- YOUR INSTRUCTIONS
Do not carry the pictures over; copy every other part of the entries exactly.

- EXERCISE MATERIAL
——————

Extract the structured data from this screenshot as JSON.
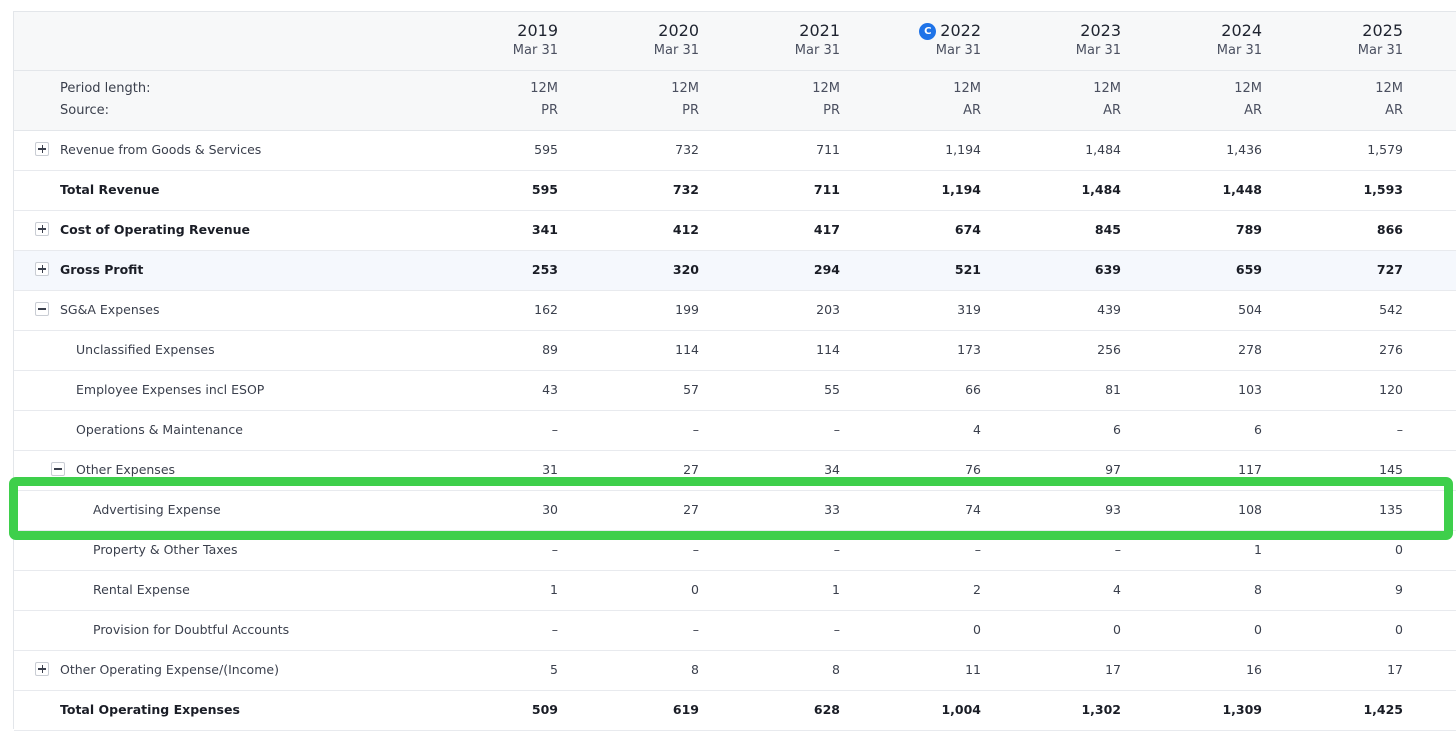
{
  "header": {
    "columns": [
      {
        "year": "2019",
        "date": "Mar 31",
        "period": "12M",
        "source": "PR",
        "current": false
      },
      {
        "year": "2020",
        "date": "Mar 31",
        "period": "12M",
        "source": "PR",
        "current": false
      },
      {
        "year": "2021",
        "date": "Mar 31",
        "period": "12M",
        "source": "PR",
        "current": false
      },
      {
        "year": "2022",
        "date": "Mar 31",
        "period": "12M",
        "source": "AR",
        "current": true
      },
      {
        "year": "2023",
        "date": "Mar 31",
        "period": "12M",
        "source": "AR",
        "current": false
      },
      {
        "year": "2024",
        "date": "Mar 31",
        "period": "12M",
        "source": "AR",
        "current": false
      },
      {
        "year": "2025",
        "date": "Mar 31",
        "period": "12M",
        "source": "AR",
        "current": false
      }
    ],
    "current_badge": "C",
    "period_label": "Period length:",
    "source_label": "Source:"
  },
  "rows": [
    {
      "label": "Revenue from Goods & Services",
      "values": [
        "595",
        "732",
        "711",
        "1,194",
        "1,484",
        "1,436",
        "1,579"
      ],
      "level": 0,
      "toggle": "plus",
      "bold": false,
      "highlight": false
    },
    {
      "label": "Total Revenue",
      "values": [
        "595",
        "732",
        "711",
        "1,194",
        "1,484",
        "1,448",
        "1,593"
      ],
      "level": 0,
      "toggle": "none",
      "bold": true,
      "highlight": false
    },
    {
      "label": "Cost of Operating Revenue",
      "values": [
        "341",
        "412",
        "417",
        "674",
        "845",
        "789",
        "866"
      ],
      "level": 0,
      "toggle": "plus",
      "bold": true,
      "highlight": false
    },
    {
      "label": "Gross Profit",
      "values": [
        "253",
        "320",
        "294",
        "521",
        "639",
        "659",
        "727"
      ],
      "level": 0,
      "toggle": "plus",
      "bold": true,
      "highlight": true
    },
    {
      "label": "SG&A Expenses",
      "values": [
        "162",
        "199",
        "203",
        "319",
        "439",
        "504",
        "542"
      ],
      "level": 0,
      "toggle": "minus",
      "bold": false,
      "highlight": false
    },
    {
      "label": "Unclassified Expenses",
      "values": [
        "89",
        "114",
        "114",
        "173",
        "256",
        "278",
        "276"
      ],
      "level": 1,
      "toggle": "none",
      "bold": false,
      "highlight": false
    },
    {
      "label": "Employee Expenses incl ESOP",
      "values": [
        "43",
        "57",
        "55",
        "66",
        "81",
        "103",
        "120"
      ],
      "level": 1,
      "toggle": "none",
      "bold": false,
      "highlight": false
    },
    {
      "label": "Operations & Maintenance",
      "values": [
        "–",
        "–",
        "–",
        "4",
        "6",
        "6",
        "–"
      ],
      "level": 1,
      "toggle": "none",
      "bold": false,
      "highlight": false
    },
    {
      "label": "Other Expenses",
      "values": [
        "31",
        "27",
        "34",
        "76",
        "97",
        "117",
        "145"
      ],
      "level": 1,
      "toggle": "minus",
      "bold": false,
      "highlight": false
    },
    {
      "label": "Advertising Expense",
      "values": [
        "30",
        "27",
        "33",
        "74",
        "93",
        "108",
        "135"
      ],
      "level": 2,
      "toggle": "none",
      "bold": false,
      "highlight": false
    },
    {
      "label": "Property & Other Taxes",
      "values": [
        "–",
        "–",
        "–",
        "–",
        "–",
        "1",
        "0"
      ],
      "level": 2,
      "toggle": "none",
      "bold": false,
      "highlight": false
    },
    {
      "label": "Rental Expense",
      "values": [
        "1",
        "0",
        "1",
        "2",
        "4",
        "8",
        "9"
      ],
      "level": 2,
      "toggle": "none",
      "bold": false,
      "highlight": false
    },
    {
      "label": "Provision for Doubtful Accounts",
      "values": [
        "–",
        "–",
        "–",
        "0",
        "0",
        "0",
        "0"
      ],
      "level": 2,
      "toggle": "none",
      "bold": false,
      "highlight": false
    },
    {
      "label": "Other Operating Expense/(Income)",
      "values": [
        "5",
        "8",
        "8",
        "11",
        "17",
        "16",
        "17"
      ],
      "level": 0,
      "toggle": "plus",
      "bold": false,
      "highlight": false
    },
    {
      "label": "Total Operating Expenses",
      "values": [
        "509",
        "619",
        "628",
        "1,004",
        "1,302",
        "1,309",
        "1,425"
      ],
      "level": 0,
      "toggle": "none",
      "bold": true,
      "highlight": false
    }
  ],
  "annotation": {
    "highlighted_row": "Advertising Expense",
    "frame_color": "#3ecf4b"
  },
  "colors": {
    "current_badge": "#1e73e8",
    "row_highlight": "#f5f8fd"
  }
}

——————

- FINISHED TASK
Extract the structured data from this screenshot as JSON.
{
  "header": {
    "columns": [
      {
        "year": "2019",
        "date": "Mar 31",
        "period": "12M",
        "source": "PR",
        "current": false
      },
      {
        "year": "2020",
        "date": "Mar 31",
        "period": "12M",
        "source": "PR",
        "current": false
      },
      {
        "year": "2021",
        "date": "Mar 31",
        "period": "12M",
        "source": "PR",
        "current": false
      },
      {
        "year": "2022",
        "date": "Mar 31",
        "period": "12M",
        "source": "AR",
        "current": true
      },
      {
        "year": "2023",
        "date": "Mar 31",
        "period": "12M",
        "source": "AR",
        "current": false
      },
      {
        "year": "2024",
        "date": "Mar 31",
        "period": "12M",
        "source": "AR",
        "current": false
      },
      {
        "year": "2025",
        "date": "Mar 31",
        "period": "12M",
        "source": "AR",
        "current": false
      }
    ],
    "current_badge": "C",
    "period_label": "Period length:",
    "source_label": "Source:"
  },
  "rows": [
    {
      "label": "Revenue from Goods & Services",
      "values": [
        "595",
        "732",
        "711",
        "1,194",
        "1,484",
        "1,436",
        "1,579"
      ],
      "level": 0,
      "toggle": "plus",
      "bold": false,
      "highlight": false
    },
    {
      "label": "Total Revenue",
      "values": [
        "595",
        "732",
        "711",
        "1,194",
        "1,484",
        "1,448",
        "1,593"
      ],
      "level": 0,
      "toggle": "none",
      "bold": true,
      "highlight": false
    },
    {
      "label": "Cost of Operating Revenue",
      "values": [
        "341",
        "412",
        "417",
        "674",
        "845",
        "789",
        "866"
      ],
      "level": 0,
      "toggle": "plus",
      "bold": true,
      "highlight": false
    },
    {
      "label": "Gross Profit",
      "values": [
        "253",
        "320",
        "294",
        "521",
        "639",
        "659",
        "727"
      ],
      "level": 0,
      "toggle": "plus",
      "bold": true,
      "highlight": true
    },
    {
      "label": "SG&A Expenses",
      "values": [
        "162",
        "199",
        "203",
        "319",
        "439",
        "504",
        "542"
      ],
      "level": 0,
      "toggle": "minus",
      "bold": false,
      "highlight": false
    },
    {
      "label": "Unclassified Expenses",
      "values": [
        "89",
        "114",
        "114",
        "173",
        "256",
        "278",
        "276"
      ],
      "level": 1,
      "toggle": "none",
      "bold": false,
      "highlight": false
    },
    {
      "label": "Employee Expenses incl ESOP",
      "values": [
        "43",
        "57",
        "55",
        "66",
        "81",
        "103",
        "120"
      ],
      "level": 1,
      "toggle": "none",
      "bold": false,
      "highlight": false
    },
    {
      "label": "Operations & Maintenance",
      "values": [
        "–",
        "–",
        "–",
        "4",
        "6",
        "6",
        "–"
      ],
      "level": 1,
      "toggle": "none",
      "bold": false,
      "highlight": false
    },
    {
      "label": "Other Expenses",
      "values": [
        "31",
        "27",
        "34",
        "76",
        "97",
        "117",
        "145"
      ],
      "level": 1,
      "toggle": "minus",
      "bold": false,
      "highlight": false
    },
    {
      "label": "Advertising Expense",
      "values": [
        "30",
        "27",
        "33",
        "74",
        "93",
        "108",
        "135"
      ],
      "level": 2,
      "toggle": "none",
      "bold": false,
      "highlight": false
    },
    {
      "label": "Property & Other Taxes",
      "values": [
        "–",
        "–",
        "–",
        "–",
        "–",
        "1",
        "0"
      ],
      "level": 2,
      "toggle": "none",
      "bold": false,
      "highlight": false
    },
    {
      "label": "Rental Expense",
      "values": [
        "1",
        "0",
        "1",
        "2",
        "4",
        "8",
        "9"
      ],
      "level": 2,
      "toggle": "none",
      "bold": false,
      "highlight": false
    },
    {
      "label": "Provision for Doubtful Accounts",
      "values": [
        "–",
        "–",
        "–",
        "0",
        "0",
        "0",
        "0"
      ],
      "level": 2,
      "toggle": "none",
      "bold": false,
      "highlight": false
    },
    {
      "label": "Other Operating Expense/(Income)",
      "values": [
        "5",
        "8",
        "8",
        "11",
        "17",
        "16",
        "17"
      ],
      "level": 0,
      "toggle": "plus",
      "bold": false,
      "highlight": false
    },
    {
      "label": "Total Operating Expenses",
      "values": [
        "509",
        "619",
        "628",
        "1,004",
        "1,302",
        "1,309",
        "1,425"
      ],
      "level": 0,
      "toggle": "none",
      "bold": true,
      "highlight": false
    }
  ],
  "annotation": {
    "highlighted_row": "Advertising Expense",
    "frame_color": "#3ecf4b"
  },
  "colors": {
    "current_badge": "#1e73e8",
    "row_highlight": "#f5f8fd"
  }
}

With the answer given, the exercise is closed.